───── DATASET ─────

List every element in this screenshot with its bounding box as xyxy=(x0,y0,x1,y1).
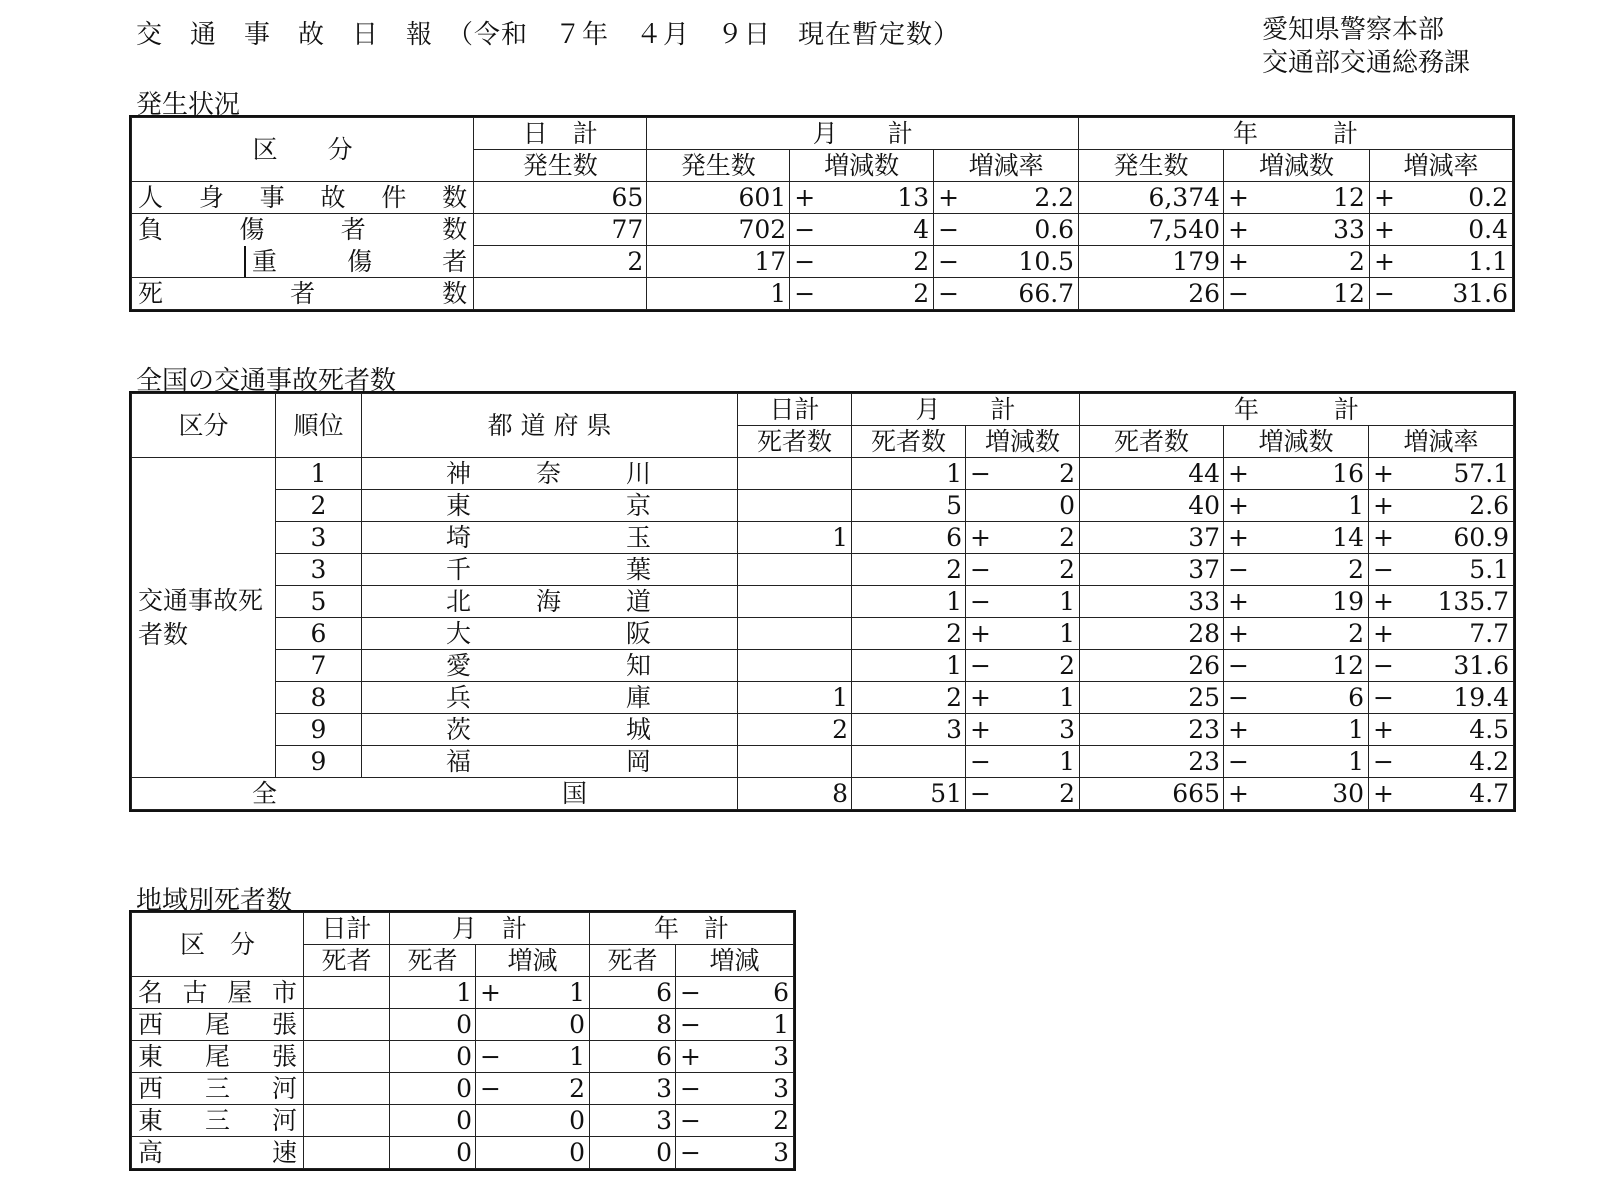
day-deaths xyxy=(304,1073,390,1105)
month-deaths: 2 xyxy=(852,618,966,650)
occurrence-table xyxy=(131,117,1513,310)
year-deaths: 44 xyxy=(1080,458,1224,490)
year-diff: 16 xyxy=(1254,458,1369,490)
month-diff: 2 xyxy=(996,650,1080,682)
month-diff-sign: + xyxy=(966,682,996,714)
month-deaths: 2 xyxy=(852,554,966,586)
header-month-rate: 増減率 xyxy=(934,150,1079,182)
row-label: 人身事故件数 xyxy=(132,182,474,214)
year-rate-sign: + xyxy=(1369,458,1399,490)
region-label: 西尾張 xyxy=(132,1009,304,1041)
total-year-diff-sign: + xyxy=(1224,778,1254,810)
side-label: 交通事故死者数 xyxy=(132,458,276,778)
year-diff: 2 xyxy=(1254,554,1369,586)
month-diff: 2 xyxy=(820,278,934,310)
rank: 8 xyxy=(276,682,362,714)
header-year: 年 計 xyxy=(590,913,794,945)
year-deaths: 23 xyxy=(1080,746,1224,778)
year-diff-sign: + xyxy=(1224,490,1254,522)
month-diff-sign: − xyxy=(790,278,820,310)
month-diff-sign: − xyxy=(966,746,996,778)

─────

** WHAT IS REQUIRED **
Please reproduce the data above line for line, leaving out the picture.

** ANSWER TO THIS EXERCISE **
List every element in this screenshot with its bounding box as xyxy=(x0,y0,x1,y1).
day-deaths xyxy=(304,1073,390,1105)
month-deaths: 2 xyxy=(852,618,966,650)
occurrence-table xyxy=(131,117,1513,310)
year-deaths: 44 xyxy=(1080,458,1224,490)
year-diff: 16 xyxy=(1254,458,1369,490)
month-diff: 2 xyxy=(996,650,1080,682)
month-diff-sign: + xyxy=(966,682,996,714)
month-deaths: 2 xyxy=(852,554,966,586)
header-month-rate: 増減率 xyxy=(934,150,1079,182)
row-label: 人身事故件数 xyxy=(132,182,474,214)
year-rate-sign: + xyxy=(1369,458,1399,490)
region-label: 西尾張 xyxy=(132,1009,304,1041)
total-year-diff-sign: + xyxy=(1224,778,1254,810)
side-label: 交通事故死者数 xyxy=(132,458,276,778)
year-diff: 2 xyxy=(1254,554,1369,586)
month-diff: 2 xyxy=(820,278,934,310)
rank: 8 xyxy=(276,682,362,714)
header-year: 年 計 xyxy=(590,913,794,945)
year-deaths: 23 xyxy=(1080,746,1224,778)
year-diff-sign: + xyxy=(1224,490,1254,522)
month-diff-sign: − xyxy=(790,278,820,310)
month-diff-sign: − xyxy=(966,746,996,778)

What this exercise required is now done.